# Task inputs
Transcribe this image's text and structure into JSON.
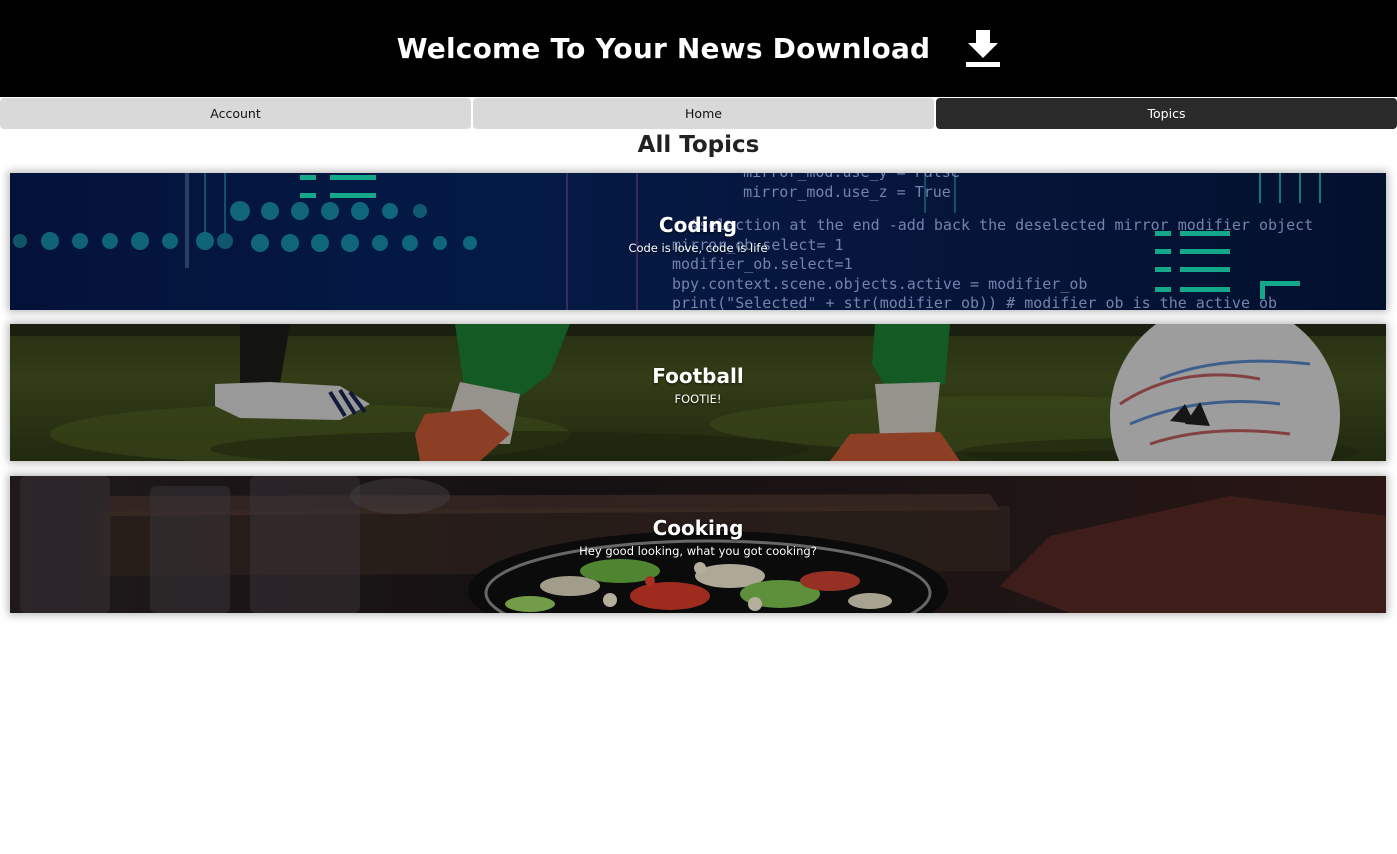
{
  "header": {
    "title": "Welcome To Your News Download",
    "download_icon": "download-icon",
    "background": "#000000"
  },
  "nav": {
    "tabs": [
      {
        "label": "Account",
        "active": false
      },
      {
        "label": "Home",
        "active": false
      },
      {
        "label": "Topics",
        "active": true
      }
    ]
  },
  "main": {
    "title": "All Topics",
    "topics": [
      {
        "title": "Coding",
        "subtitle": "Code is love, code is life",
        "image": "code-screen-image"
      },
      {
        "title": "Football",
        "subtitle": "FOOTIE!",
        "image": "football-kick-image"
      },
      {
        "title": "Cooking",
        "subtitle": "Hey good looking, what you got cooking?",
        "image": "stir-fry-pan-image"
      }
    ]
  },
  "colors": {
    "tab_inactive": "#d9d9d9",
    "tab_active": "#2a2a2a",
    "text_light": "#ffffff"
  }
}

# Work required
From the data above, pick out each line containing "subtitle" and copy it.

# Output of the task
        "subtitle": "Code is love, code is life",
        "subtitle": "FOOTIE!",
        "subtitle": "Hey good looking, what you got cooking?",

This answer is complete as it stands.